What needs to be done: Rewrite the records starting with the line that contains "hero-caption-panel: High strength" and going on through the line that contains "bolt-icon (638, 984, 649, 995)", replacing "bolt-icon" with "screw-icon" and leaving everything else as it is.

Source data:
[start]
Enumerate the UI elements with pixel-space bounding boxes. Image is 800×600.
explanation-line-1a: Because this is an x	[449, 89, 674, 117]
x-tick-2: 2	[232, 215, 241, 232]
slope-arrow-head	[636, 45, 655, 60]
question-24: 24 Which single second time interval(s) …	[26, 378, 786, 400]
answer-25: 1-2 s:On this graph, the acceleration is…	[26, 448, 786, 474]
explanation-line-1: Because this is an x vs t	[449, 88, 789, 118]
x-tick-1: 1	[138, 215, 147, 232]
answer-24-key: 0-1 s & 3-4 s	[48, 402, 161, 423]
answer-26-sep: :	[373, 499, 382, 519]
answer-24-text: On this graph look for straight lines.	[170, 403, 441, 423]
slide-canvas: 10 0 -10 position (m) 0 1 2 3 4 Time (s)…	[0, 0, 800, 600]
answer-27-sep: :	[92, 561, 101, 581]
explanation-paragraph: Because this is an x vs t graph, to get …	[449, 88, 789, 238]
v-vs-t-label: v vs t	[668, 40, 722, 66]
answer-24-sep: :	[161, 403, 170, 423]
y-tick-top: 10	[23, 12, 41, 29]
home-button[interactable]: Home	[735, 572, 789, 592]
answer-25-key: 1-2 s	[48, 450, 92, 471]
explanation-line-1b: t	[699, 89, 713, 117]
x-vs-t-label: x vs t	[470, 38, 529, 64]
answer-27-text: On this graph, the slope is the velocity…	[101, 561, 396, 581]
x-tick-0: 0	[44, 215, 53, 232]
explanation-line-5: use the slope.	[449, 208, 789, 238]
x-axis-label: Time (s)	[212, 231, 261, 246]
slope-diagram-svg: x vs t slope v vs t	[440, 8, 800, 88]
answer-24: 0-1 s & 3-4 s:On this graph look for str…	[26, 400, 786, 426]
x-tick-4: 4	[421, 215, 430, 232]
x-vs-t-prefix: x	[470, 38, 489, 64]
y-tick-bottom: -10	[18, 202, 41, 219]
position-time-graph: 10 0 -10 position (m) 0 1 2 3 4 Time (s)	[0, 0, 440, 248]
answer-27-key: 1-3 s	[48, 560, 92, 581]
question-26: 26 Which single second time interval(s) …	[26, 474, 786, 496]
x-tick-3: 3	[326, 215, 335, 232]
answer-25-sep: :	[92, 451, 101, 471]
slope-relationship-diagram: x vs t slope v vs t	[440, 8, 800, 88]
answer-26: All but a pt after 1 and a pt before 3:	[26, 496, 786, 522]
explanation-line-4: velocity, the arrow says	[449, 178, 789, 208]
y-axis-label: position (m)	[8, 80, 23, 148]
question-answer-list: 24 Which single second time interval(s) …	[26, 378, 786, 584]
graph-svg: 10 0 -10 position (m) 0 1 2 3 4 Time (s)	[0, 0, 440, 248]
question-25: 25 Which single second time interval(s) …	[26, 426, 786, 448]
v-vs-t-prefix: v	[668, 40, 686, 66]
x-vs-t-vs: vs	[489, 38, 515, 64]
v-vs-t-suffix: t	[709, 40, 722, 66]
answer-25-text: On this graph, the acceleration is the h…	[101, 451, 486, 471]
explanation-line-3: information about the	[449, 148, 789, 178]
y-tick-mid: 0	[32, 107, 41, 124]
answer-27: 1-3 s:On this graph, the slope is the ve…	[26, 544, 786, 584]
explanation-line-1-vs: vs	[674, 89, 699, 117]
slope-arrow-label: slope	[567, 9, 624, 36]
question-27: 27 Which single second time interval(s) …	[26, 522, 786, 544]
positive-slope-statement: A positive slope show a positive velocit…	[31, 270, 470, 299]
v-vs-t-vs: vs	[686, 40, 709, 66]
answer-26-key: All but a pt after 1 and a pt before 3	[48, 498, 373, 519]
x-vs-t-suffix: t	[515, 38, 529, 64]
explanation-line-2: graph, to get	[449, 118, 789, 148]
[end]
[start]
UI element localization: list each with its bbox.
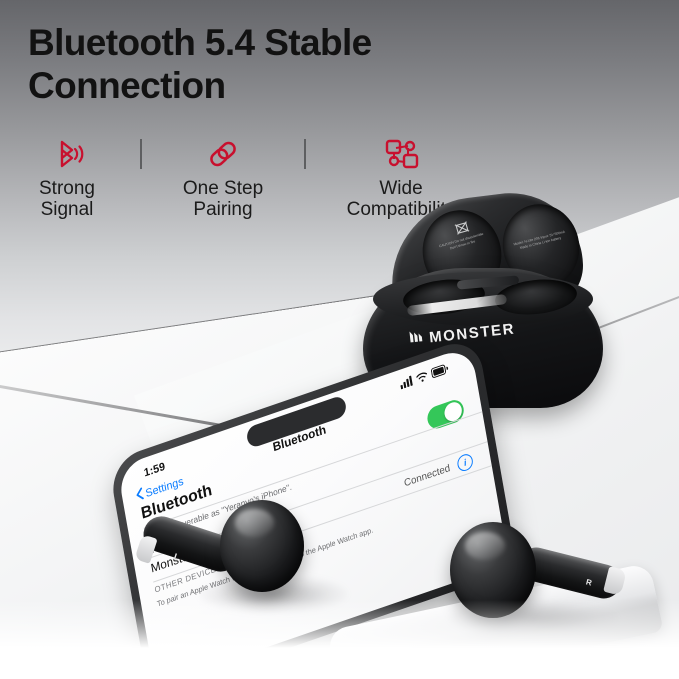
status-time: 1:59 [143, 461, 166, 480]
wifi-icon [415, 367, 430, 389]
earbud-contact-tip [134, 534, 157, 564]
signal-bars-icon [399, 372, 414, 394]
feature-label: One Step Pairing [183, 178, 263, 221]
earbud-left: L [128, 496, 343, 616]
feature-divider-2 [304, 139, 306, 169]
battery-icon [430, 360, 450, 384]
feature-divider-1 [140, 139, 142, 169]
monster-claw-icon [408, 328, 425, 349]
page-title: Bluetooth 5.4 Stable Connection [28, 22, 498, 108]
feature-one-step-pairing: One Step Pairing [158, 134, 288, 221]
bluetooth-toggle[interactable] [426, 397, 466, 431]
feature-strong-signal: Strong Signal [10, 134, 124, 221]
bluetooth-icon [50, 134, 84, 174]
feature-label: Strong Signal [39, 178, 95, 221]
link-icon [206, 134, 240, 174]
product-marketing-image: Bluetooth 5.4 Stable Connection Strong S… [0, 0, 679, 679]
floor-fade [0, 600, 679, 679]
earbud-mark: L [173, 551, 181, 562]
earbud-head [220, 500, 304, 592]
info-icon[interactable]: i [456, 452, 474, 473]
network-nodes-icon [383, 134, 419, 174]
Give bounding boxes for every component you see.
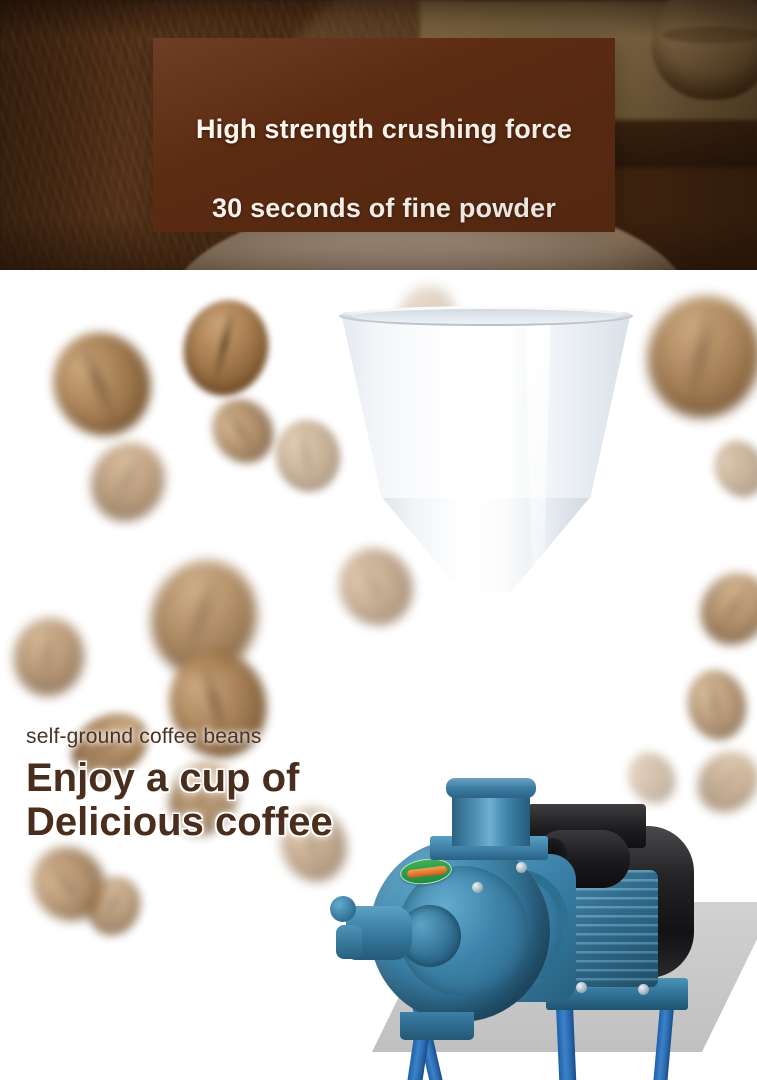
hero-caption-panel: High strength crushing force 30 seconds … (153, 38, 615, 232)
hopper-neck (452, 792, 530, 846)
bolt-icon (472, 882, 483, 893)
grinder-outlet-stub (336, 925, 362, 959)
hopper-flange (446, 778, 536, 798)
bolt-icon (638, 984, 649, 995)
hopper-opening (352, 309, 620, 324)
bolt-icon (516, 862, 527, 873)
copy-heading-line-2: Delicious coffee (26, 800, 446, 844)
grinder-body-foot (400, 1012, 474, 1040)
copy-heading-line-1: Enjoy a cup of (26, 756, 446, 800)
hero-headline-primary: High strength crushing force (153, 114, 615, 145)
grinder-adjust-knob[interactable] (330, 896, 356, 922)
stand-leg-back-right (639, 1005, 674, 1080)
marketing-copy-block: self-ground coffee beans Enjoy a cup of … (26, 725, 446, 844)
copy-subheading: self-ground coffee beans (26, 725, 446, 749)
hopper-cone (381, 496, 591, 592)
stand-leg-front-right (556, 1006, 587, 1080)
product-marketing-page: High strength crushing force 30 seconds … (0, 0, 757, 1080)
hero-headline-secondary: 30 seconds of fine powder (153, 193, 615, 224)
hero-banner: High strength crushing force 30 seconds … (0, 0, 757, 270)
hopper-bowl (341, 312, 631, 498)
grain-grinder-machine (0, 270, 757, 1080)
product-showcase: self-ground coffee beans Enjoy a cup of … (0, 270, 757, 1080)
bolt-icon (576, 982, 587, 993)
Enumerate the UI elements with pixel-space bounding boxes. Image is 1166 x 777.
[end]
Written response:
hero-caption-panel: High strength crushing force 30 seconds … (153, 38, 615, 232)
hopper-neck (452, 792, 530, 846)
screw-icon (472, 882, 483, 893)
grinder-outlet-stub (336, 925, 362, 959)
hopper-flange (446, 778, 536, 798)
screw-icon (638, 984, 649, 995)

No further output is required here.